→ **Job**
Copy out the lines that have "normal" in them.

— START Data records —

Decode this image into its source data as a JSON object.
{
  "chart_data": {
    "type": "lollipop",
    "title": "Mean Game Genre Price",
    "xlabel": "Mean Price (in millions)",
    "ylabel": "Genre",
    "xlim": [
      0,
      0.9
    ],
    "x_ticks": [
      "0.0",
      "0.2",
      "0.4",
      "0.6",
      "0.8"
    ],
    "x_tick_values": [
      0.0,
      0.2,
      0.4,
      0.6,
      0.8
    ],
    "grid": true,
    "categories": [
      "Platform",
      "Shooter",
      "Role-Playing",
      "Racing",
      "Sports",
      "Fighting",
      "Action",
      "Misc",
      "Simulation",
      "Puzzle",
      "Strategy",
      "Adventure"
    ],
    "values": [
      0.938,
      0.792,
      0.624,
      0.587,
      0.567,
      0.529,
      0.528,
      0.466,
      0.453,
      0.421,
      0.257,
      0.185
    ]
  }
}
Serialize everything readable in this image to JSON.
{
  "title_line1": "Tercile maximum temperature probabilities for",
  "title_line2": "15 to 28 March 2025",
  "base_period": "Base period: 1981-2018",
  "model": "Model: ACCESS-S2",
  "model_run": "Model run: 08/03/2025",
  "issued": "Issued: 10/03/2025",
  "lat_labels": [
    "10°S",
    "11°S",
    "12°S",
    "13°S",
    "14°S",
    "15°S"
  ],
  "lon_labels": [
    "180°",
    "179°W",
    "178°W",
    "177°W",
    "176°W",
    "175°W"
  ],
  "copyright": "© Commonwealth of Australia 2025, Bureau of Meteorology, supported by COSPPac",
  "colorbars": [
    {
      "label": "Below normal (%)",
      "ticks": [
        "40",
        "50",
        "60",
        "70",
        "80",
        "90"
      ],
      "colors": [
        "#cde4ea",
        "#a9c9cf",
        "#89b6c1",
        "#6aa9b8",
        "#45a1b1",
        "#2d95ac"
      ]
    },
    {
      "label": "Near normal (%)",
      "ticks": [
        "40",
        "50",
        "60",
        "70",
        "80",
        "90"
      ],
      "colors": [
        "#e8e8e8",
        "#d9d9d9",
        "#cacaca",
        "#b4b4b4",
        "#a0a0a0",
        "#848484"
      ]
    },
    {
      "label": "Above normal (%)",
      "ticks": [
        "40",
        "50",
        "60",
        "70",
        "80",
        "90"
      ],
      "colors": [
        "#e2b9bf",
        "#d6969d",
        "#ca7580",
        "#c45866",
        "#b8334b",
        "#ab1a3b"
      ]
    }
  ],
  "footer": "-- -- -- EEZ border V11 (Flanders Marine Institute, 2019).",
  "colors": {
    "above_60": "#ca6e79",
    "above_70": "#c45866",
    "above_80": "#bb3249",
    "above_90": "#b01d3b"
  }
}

— END Data records —

→ **Result of the exercise**
      "label": "Below normal (%)",
      "label": "Near normal (%)",
      "label": "Above normal (%)",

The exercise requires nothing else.